Find every line in the records below that holds the word "hair", and copy each one.

• [TASK INPUT]
>>>>

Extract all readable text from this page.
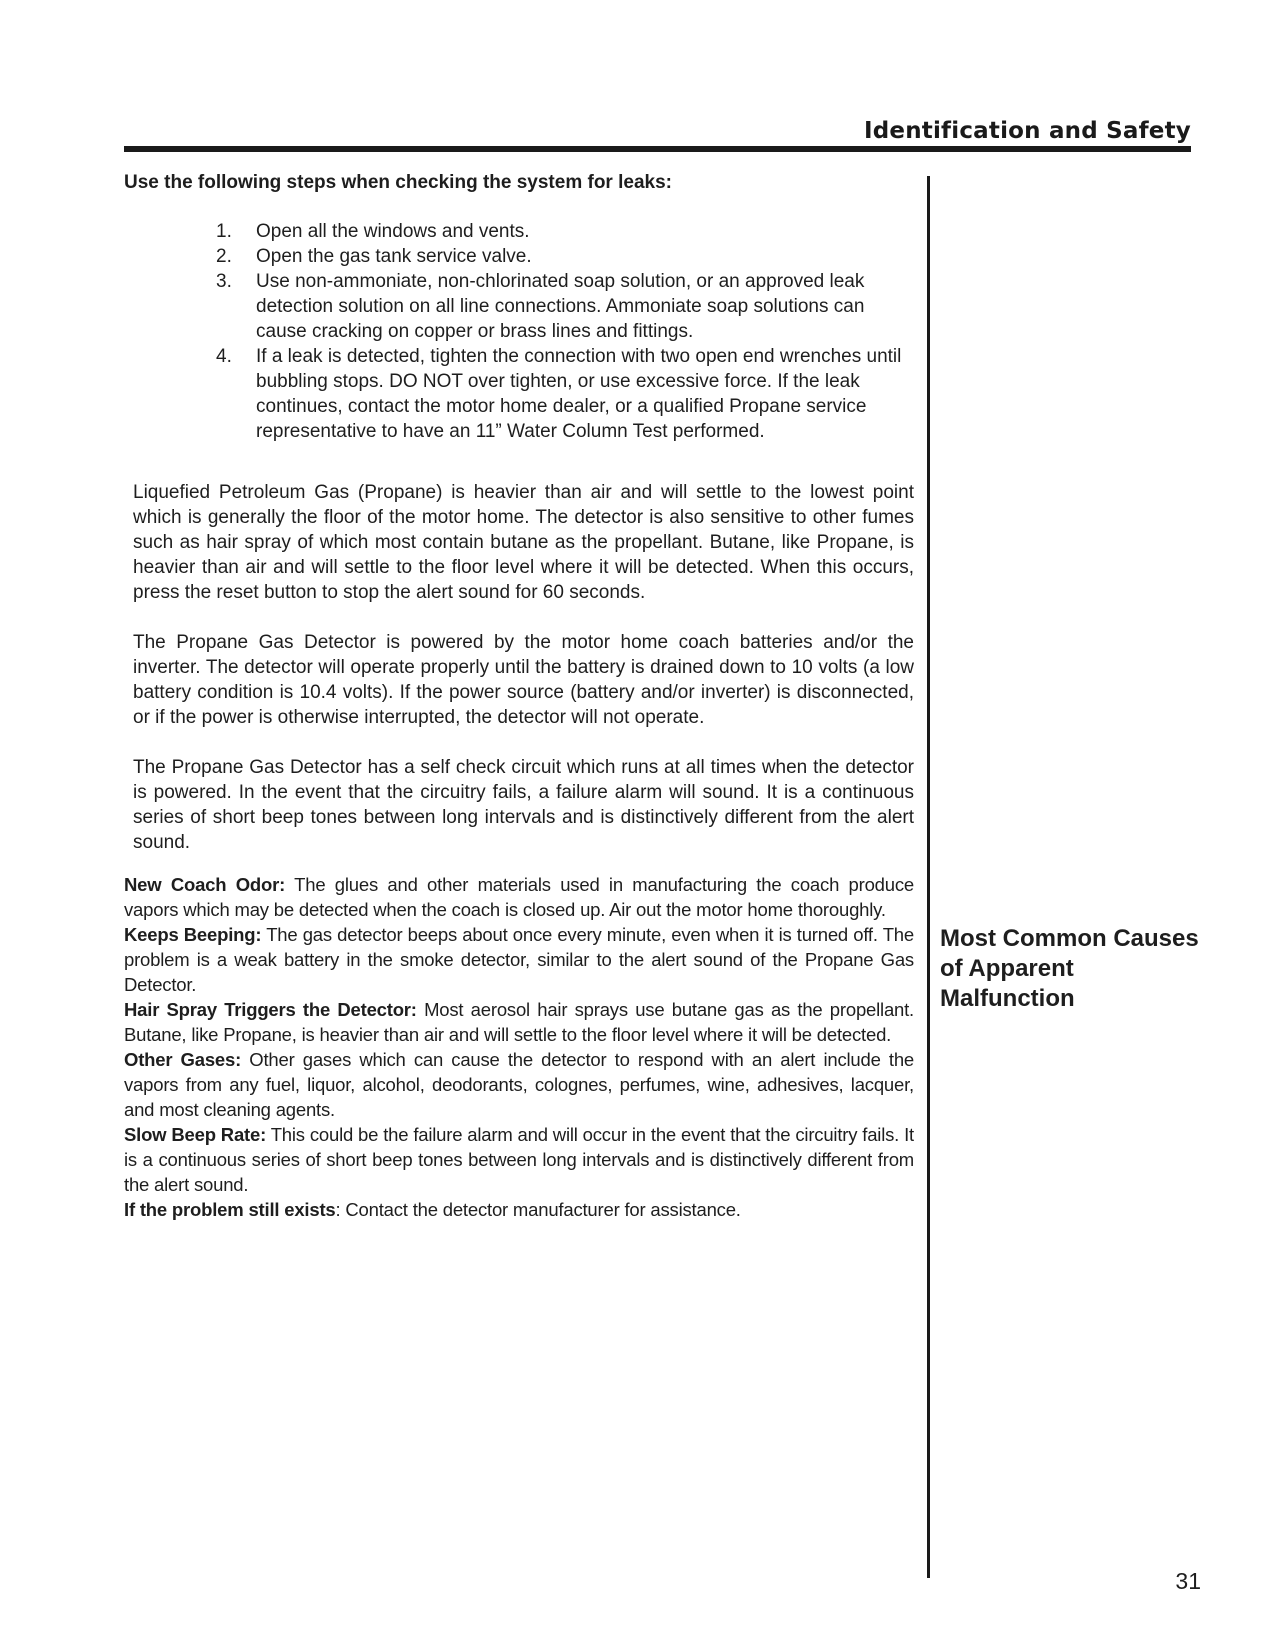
Identification and Safety

Use the following steps when checking the system for leaks:

1. Open all the windows and vents.
2. Open the gas tank service valve.
3. Use non-ammoniate, non-chlorinated soap solution, or an approved leak detection solution on all line connections. Ammoniate soap solutions can cause cracking on copper or brass lines and fittings.
4. If a leak is detected, tighten the connection with two open end wrenches until bubbling stops. DO NOT over tighten, or use excessive force. If the leak continues, contact the motor home dealer, or a qualified Propane service representative to have an 11” Water Column Test performed.

Liquefied Petroleum Gas (Propane) is heavier than air and will settle to the lowest point which is generally the floor of the motor home. The detector is also sensitive to other fumes such as hair spray of which most contain butane as the propellant. Butane, like Propane, is heavier than air and will settle to the floor level where it will be detected. When this occurs, press the reset button to stop the alert sound for 60 seconds.

The Propane Gas Detector is powered by the motor home coach batteries and/or the inverter. The detector will operate properly until the battery is drained down to 10 volts (a low battery condition is 10.4 volts). If the power source (battery and/or inverter) is disconnected, or if the power is otherwise interrupted, the detector will not operate.

The Propane Gas Detector has a self check circuit which runs at all times when the detector is powered. In the event that the circuitry fails, a failure alarm will sound. It is a continuous series of short beep tones between long intervals and is distinctively different from the alert sound.

New Coach Odor: The glues and other materials used in manufacturing the coach produce vapors which may be detected when the coach is closed up. Air out the motor home thoroughly.

Keeps Beeping: The gas detector beeps about once every minute, even when it is turned off. The problem is a weak battery in the smoke detector, similar to the alert sound of the Propane Gas Detector.

Hair Spray Triggers the Detector: Most aerosol hair sprays use butane gas as the propellant. Butane, like Propane, is heavier than air and will settle to the floor level where it will be detected.

Other Gases: Other gases which can cause the detector to respond with an alert include the vapors from any fuel, liquor, alcohol, deodorants, colognes, perfumes, wine, adhesives, lacquer, and most cleaning agents.

Slow Beep Rate: This could be the failure alarm and will occur in the event that the circuitry fails. It is a continuous series of short beep tones between long intervals and is distinctively different from the alert sound.

If the problem still exists: Contact the detector manufacturer for assistance.

Most Common Causes of Apparent Malfunction
31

<<<<

• [COMPLETE ANSWER]
Liquefied Petroleum Gas (Propane) is heavier than air and will settle to the lowest point which is generally the floor of the motor home. The detector is also sensitive to other fumes such as hair spray of which most contain butane as the propellant. Butane, like Propane, is heavier than air and will settle to the floor level where it will be detected. When this occurs, press the reset button to stop the alert sound for 60 seconds.
Hair Spray Triggers the Detector: Most aerosol hair sprays use butane gas as the propellant. Butane, like Propane, is heavier than air and will settle to the floor level where it will be detected.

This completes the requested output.